Source data:
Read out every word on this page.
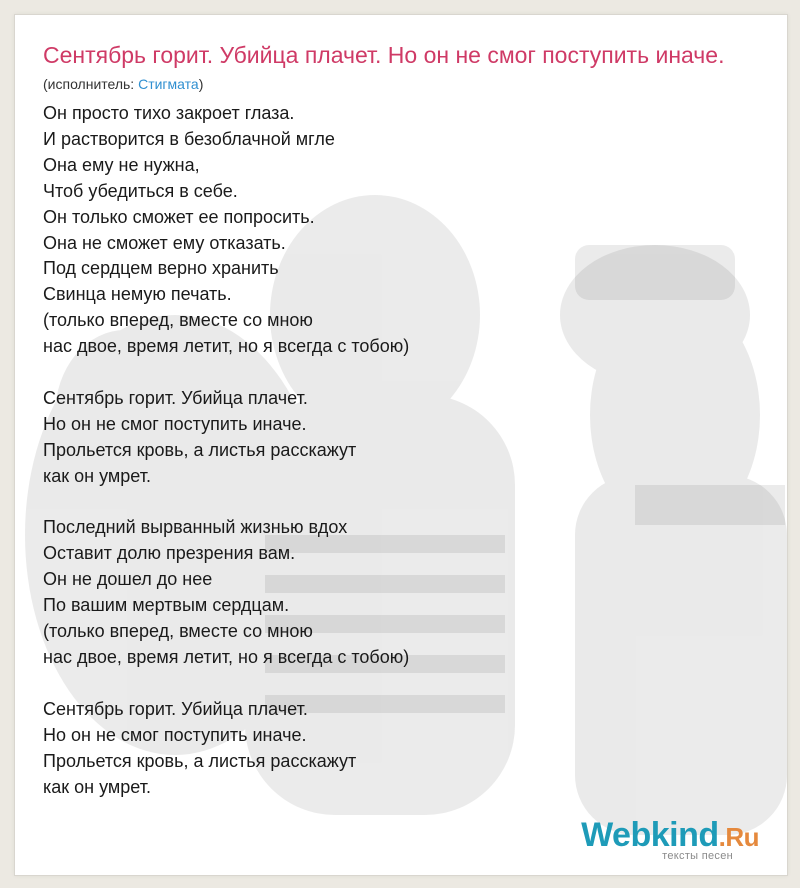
Сентябрь горит. Убийца плачет. Но он не смог поступить иначе.
(исполнитель: Стигмата)
Он просто тихо закроет глаза.
И растворится в безоблачной мгле
Она ему не нужна,
Чтоб убедиться в себе.
Он только сможет ее попросить.
Она не сможет ему отказать.
Под сердцем верно хранить
Свинца немую печать.
(только вперед, вместе со мною
нас двое, время летит, но я всегда с тобою)
Сентябрь горит. Убийца плачет.
Но он не смог поступить иначе.
Прольется кровь, а листья расскажут
как он умрет.
Последний вырванный жизнью вдох
Оставит долю презрения вам.
Он не дошел до нее
По вашим мертвым сердцам.
(только вперед, вместе со мною
нас двое, время летит, но я всегда с тобою)
Сентябрь горит. Убийца плачет.
Но он не смог поступить иначе.
Прольется кровь, а листья расскажут
как он умрет.
Webkind.Ru
тексты песен
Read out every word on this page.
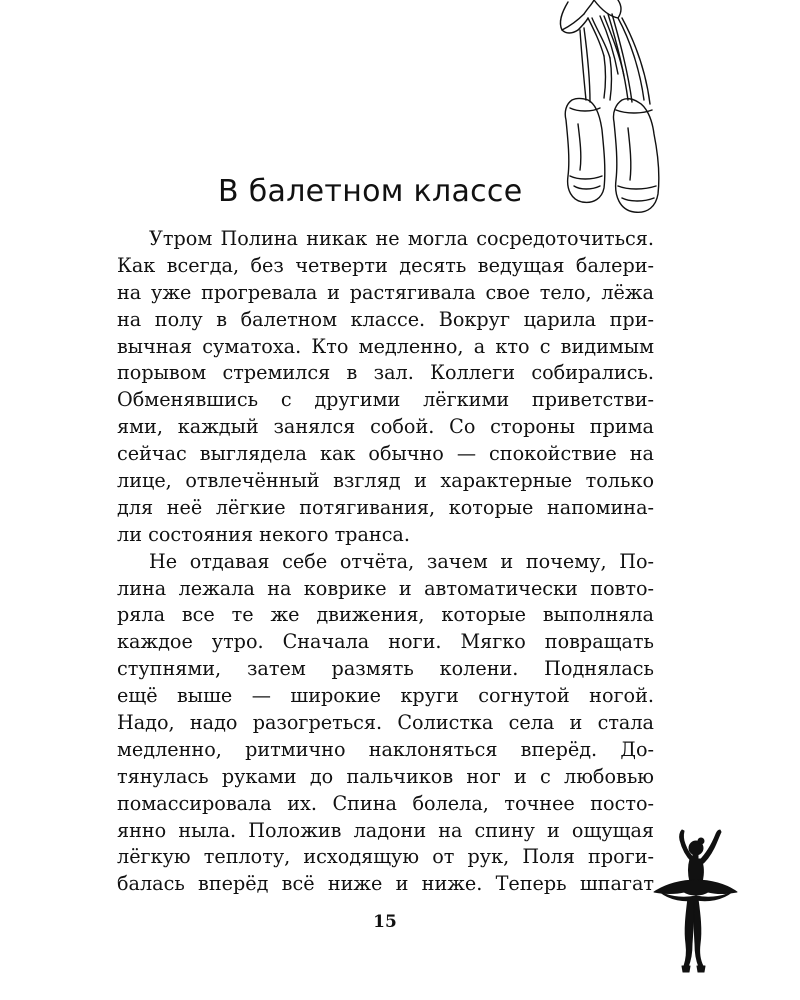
В балетном классе

Утром Полина никак не могла сосредоточиться.
Как всегда, без четверти десять ведущая балери-
на уже прогревала и растягивала свое тело, лёжа
на полу в балетном классе. Вокруг царила при-
вычная суматоха. Кто медленно, а кто с видимым
порывом стремился в зал. Коллеги собирались.
Обменявшись с другими лёгкими приветстви-
ями, каждый занялся собой. Со стороны прима
сейчас выглядела как обычно — спокойствие на
лице, отвлечённый взгляд и характерные только
для неё лёгкие потягивания, которые напомина-
ли состояния некого транса.

Не отдавая себе отчёта, зачем и почему, По-
лина лежала на коврике и автоматически повто-
ряла все те же движения, которые выполняла
каждое утро. Сначала ноги. Мягко повращать
ступнями, затем размять колени. Поднялась
ещё выше — широкие круги согнутой ногой.
Надо, надо разогреться. Солистка села и стала
медленно, ритмично наклоняться вперёд. До-
тянулась руками до пальчиков ног и с любовью
помассировала их. Спина болела, точнее посто-
янно ныла. Положив ладони на спину и ощущая
лёгкую теплоту, исходящую от рук, Поля проги-
балась вперёд всё ниже и ниже. Теперь шпагат

15
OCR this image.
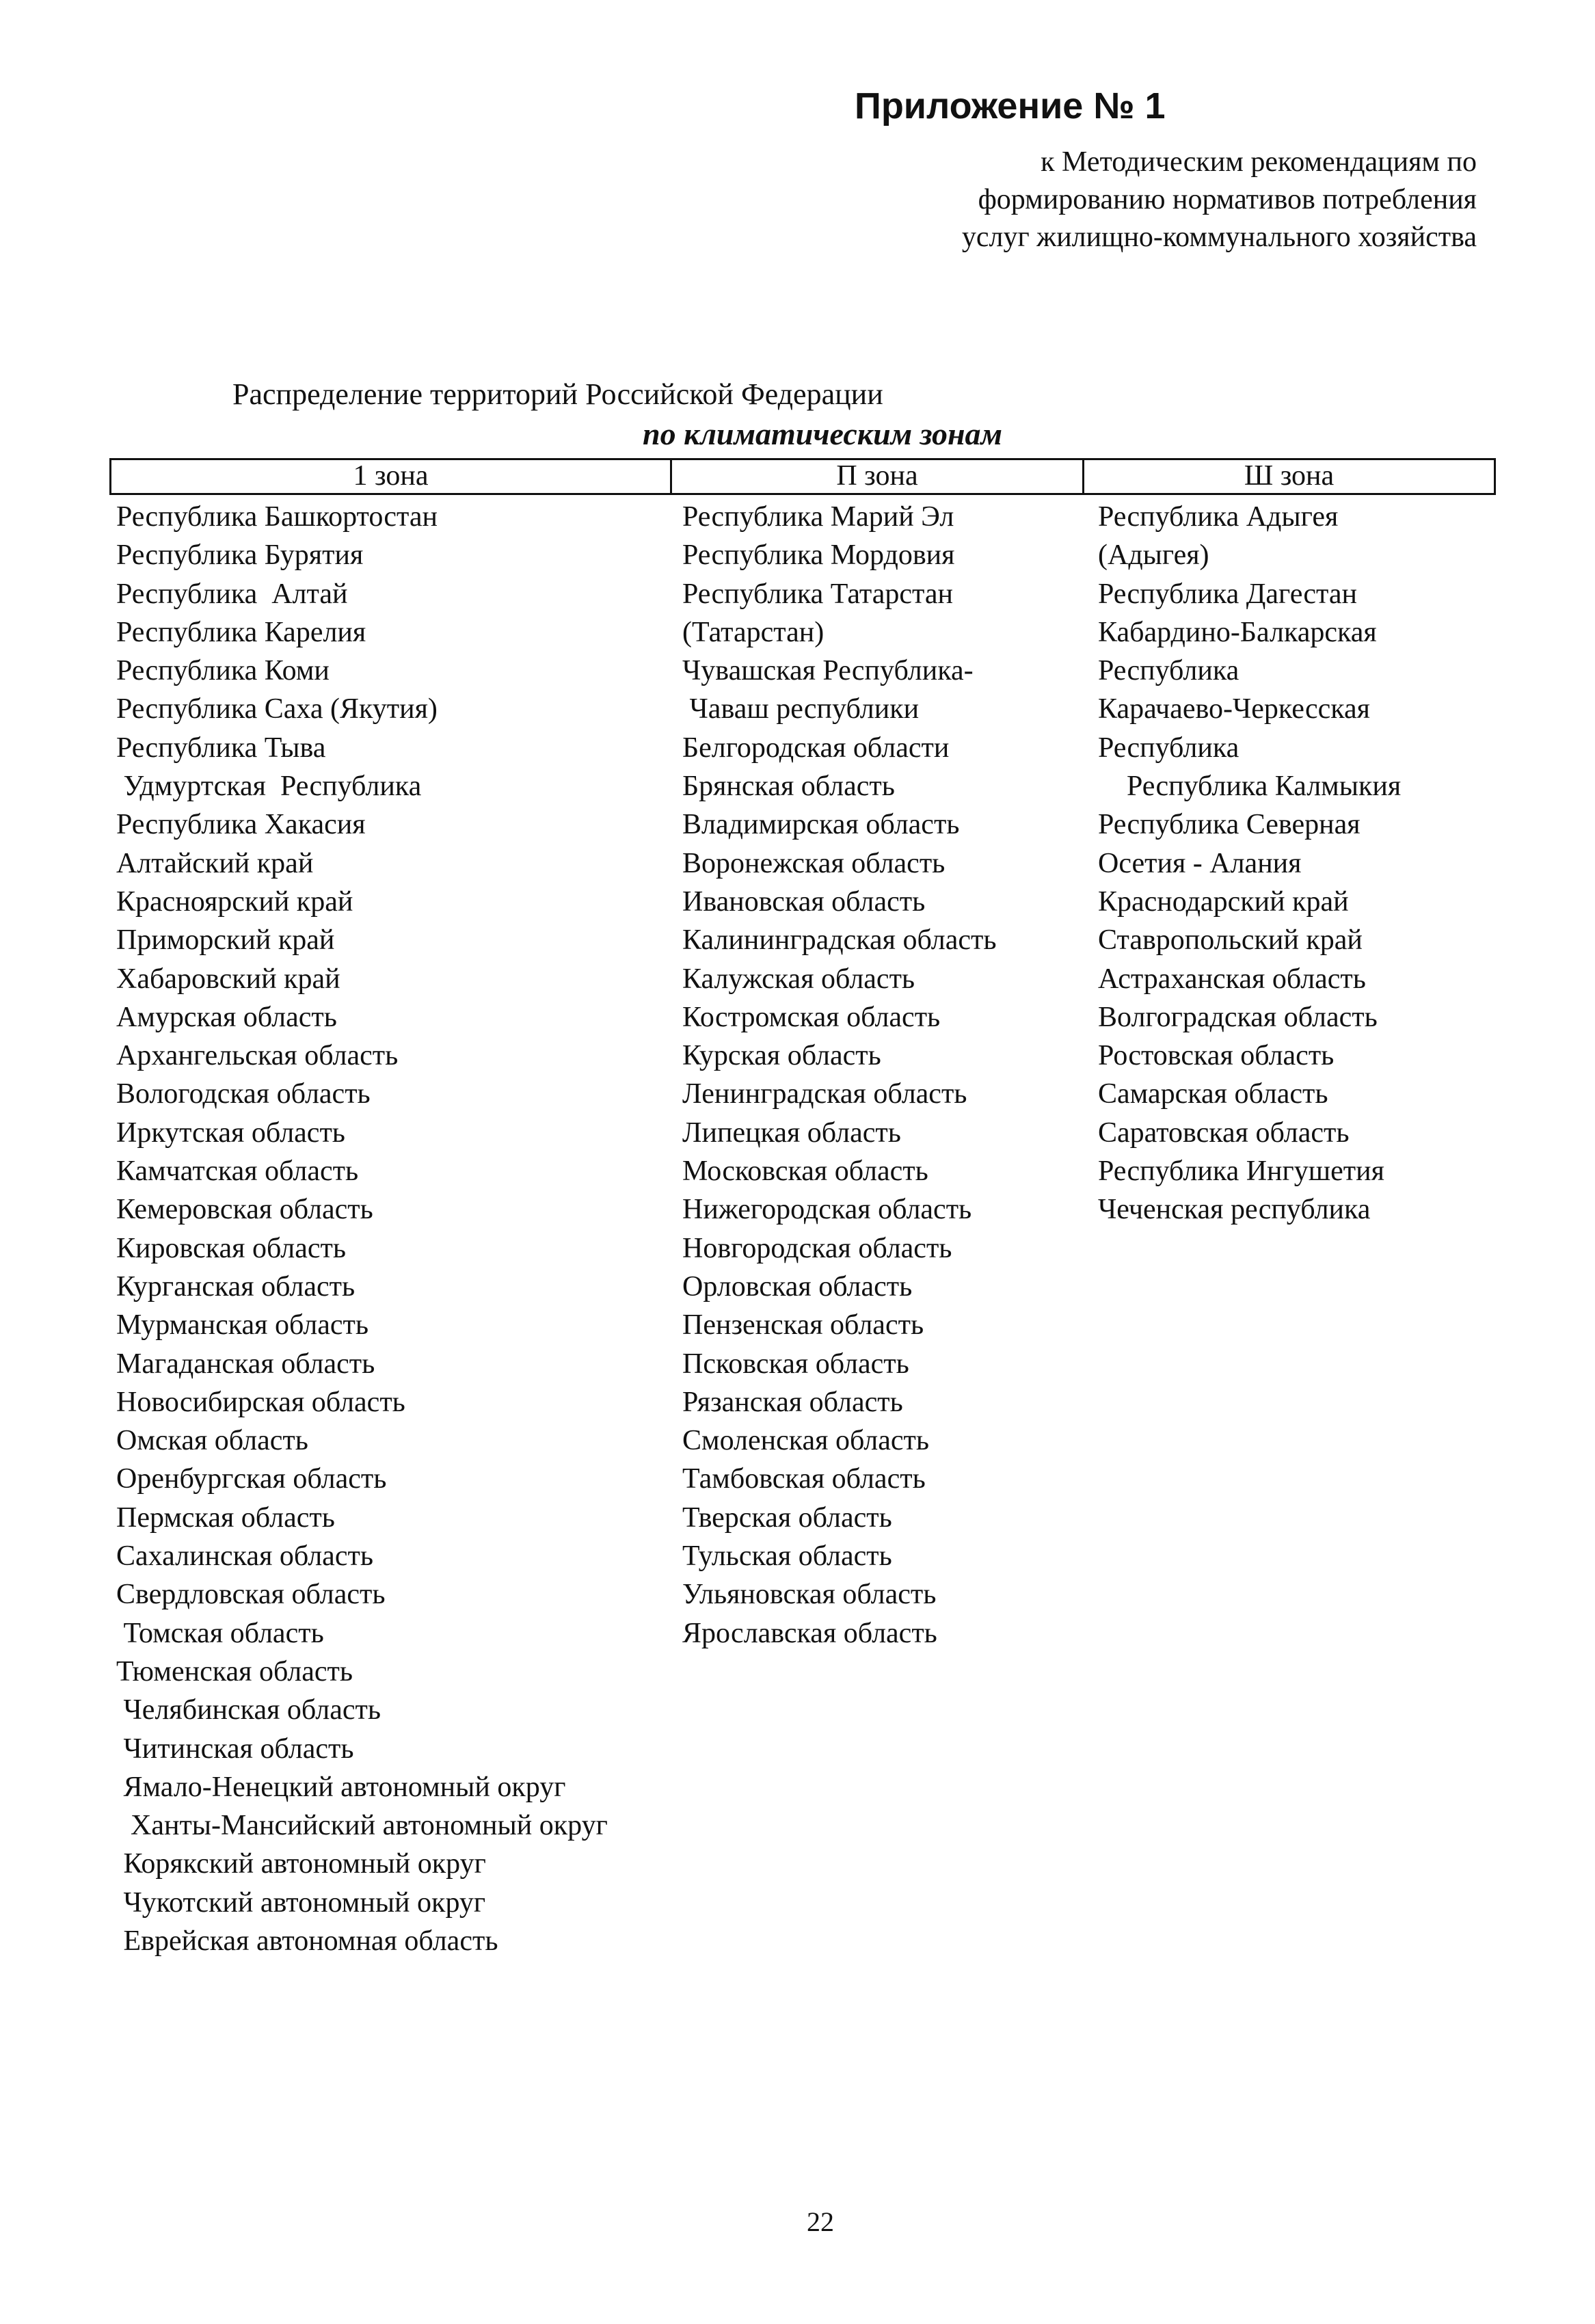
Приложение № 1
к Методическим рекомендациям по
формированию нормативов потребления
услуг жилищно-коммунального хозяйства
Распределение территорий Российской Федерации
по климатическим зонам
1 зона	П зона	Ш зона
Республика Башкортостан
Республика Бурятия
Республика  Алтай
Республика Карелия
Республика Коми
Республика Саха (Якутия)
Республика Тыва
Удмуртская  Республика
Республика Хакасия
Алтайский край
Красноярский край
Приморский край
Хабаровский край
Амурская область
Архангельская область
Вологодская область
Иркутская область
Камчатская область
Кемеровская область
Кировская область
Курганская область
Мурманская область
Магаданская область
Новосибирская область
Омская область
Оренбургская область
Пермская область
Сахалинская область
Свердловская область
Томская область
Тюменская область
Челябинская область
Читинская область
Ямало-Ненецкий автономный округ
Ханты-Мансийский автономный округ
Корякский автономный округ
Чукотский автономный округ
Еврейская автономная область
Республика Марий Эл
Республика Мордовия
Республика Татарстан
(Татарстан)
Чувашская Республика-
Чаваш республики
Белгородская области
Брянская область
Владимирская область
Воронежская область
Ивановская область
Калининградская область
Калужская область
Костромская область
Курская область
Ленинградская область
Липецкая область
Московская область
Нижегородская область
Новгородская область
Орловская область
Пензенская область
Псковская область
Рязанская область
Смоленская область
Тамбовская область
Тверская область
Тульская область
Ульяновская область
Ярославская область
Республика Адыгея
(Адыгея)
Республика Дагестан
Кабардино-Балкарская
Республика
Карачаево-Черкесская
Республика
Республика Калмыкия
Республика Северная
Осетия - Алания
Краснодарский край
Ставропольский край
Астраханская область
Волгоградская область
Ростовская область
Самарская область
Саратовская область
Республика Ингушетия
Чеченская республика
22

**Requirements:**
Copy out every line holding the string "классе".

**Exercise answer:**
В балетном классе
на полу в балетном классе. Вокруг царила при-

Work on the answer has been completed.